* [Task prompt] Reproduce the lines below from the one that contains "Read all visible content and emit it as JSON." through the end, inclusive, and add nothing.

* [Exercise inputs]
start
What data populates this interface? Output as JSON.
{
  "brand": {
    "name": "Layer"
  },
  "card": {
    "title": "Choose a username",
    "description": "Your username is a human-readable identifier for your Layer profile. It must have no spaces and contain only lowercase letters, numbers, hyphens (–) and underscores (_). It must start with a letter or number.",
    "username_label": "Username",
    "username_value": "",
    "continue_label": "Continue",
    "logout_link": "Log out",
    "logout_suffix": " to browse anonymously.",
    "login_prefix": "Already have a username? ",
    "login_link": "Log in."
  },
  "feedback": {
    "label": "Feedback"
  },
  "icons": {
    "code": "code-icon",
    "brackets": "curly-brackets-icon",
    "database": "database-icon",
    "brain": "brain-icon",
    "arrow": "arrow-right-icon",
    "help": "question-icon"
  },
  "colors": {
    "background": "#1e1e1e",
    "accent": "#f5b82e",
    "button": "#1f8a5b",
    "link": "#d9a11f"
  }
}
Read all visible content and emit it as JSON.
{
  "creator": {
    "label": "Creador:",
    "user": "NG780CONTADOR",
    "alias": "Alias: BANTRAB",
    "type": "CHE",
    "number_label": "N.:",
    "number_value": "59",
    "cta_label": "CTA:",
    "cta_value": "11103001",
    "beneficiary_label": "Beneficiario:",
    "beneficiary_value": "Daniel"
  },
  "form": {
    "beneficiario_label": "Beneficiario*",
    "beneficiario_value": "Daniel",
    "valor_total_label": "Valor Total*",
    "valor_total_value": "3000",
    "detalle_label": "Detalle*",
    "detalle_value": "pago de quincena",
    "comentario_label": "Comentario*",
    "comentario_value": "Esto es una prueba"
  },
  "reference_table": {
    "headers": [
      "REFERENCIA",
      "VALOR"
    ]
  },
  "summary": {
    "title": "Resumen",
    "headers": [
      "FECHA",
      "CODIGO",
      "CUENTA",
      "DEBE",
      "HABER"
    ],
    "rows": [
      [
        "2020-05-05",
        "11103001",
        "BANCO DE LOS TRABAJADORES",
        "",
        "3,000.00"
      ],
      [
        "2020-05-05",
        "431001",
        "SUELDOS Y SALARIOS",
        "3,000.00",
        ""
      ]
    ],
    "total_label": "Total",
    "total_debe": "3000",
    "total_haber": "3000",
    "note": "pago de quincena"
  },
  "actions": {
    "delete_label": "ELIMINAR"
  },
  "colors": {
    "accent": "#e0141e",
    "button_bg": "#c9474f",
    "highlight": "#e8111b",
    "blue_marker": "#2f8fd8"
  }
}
end
* [Correct response]
Read all visible content and emit it as JSON.
{
  "creator": {
    "label": "Creador:",
    "user": "NG780CONTADOR",
    "alias": "Alias: BANTRAB",
    "type": "CHE",
    "number_label": "N.:",
    "number_value": "59",
    "cta_label": "CTA:",
    "cta_value": "11103001",
    "beneficiary_label": "Beneficiario:",
    "beneficiary_value": "Daniel"
  },
  "form": {
    "beneficiario_label": "Beneficiario*",
    "beneficiario_value": "Daniel",
    "valor_total_label": "Valor Total*",
    "valor_total_value": "3000",
    "detalle_label": "Detalle*",
    "detalle_value": "pago de quincena",
    "comentario_label": "Comentario*",
    "comentario_value": "Esto es una prueba"
  },
  "reference_table": {
    "headers": [
      "REFERENCIA",
      "VALOR"
    ]
  },
  "summary": {
    "title": "Resumen",
    "headers": [
      "FECHA",
      "CODIGO",
      "CUENTA",
      "DEBE",
      "HABER"
    ],
    "rows": [
      [
        "2020-05-05",
        "11103001",
        "BANCO DE LOS TRABAJADORES",
        "",
        "3,000.00"
      ],
      [
        "2020-05-05",
        "431001",
        "SUELDOS Y SALARIOS",
        "3,000.00",
        ""
      ]
    ],
    "total_label": "Total",
    "total_debe": "3000",
    "total_haber": "3000",
    "note": "pago de quincena"
  },
  "actions": {
    "delete_label": "ELIMINAR"
  },
  "colors": {
    "accent": "#e0141e",
    "button_bg": "#c9474f",
    "highlight": "#e8111b",
    "blue_marker": "#2f8fd8"
  }
}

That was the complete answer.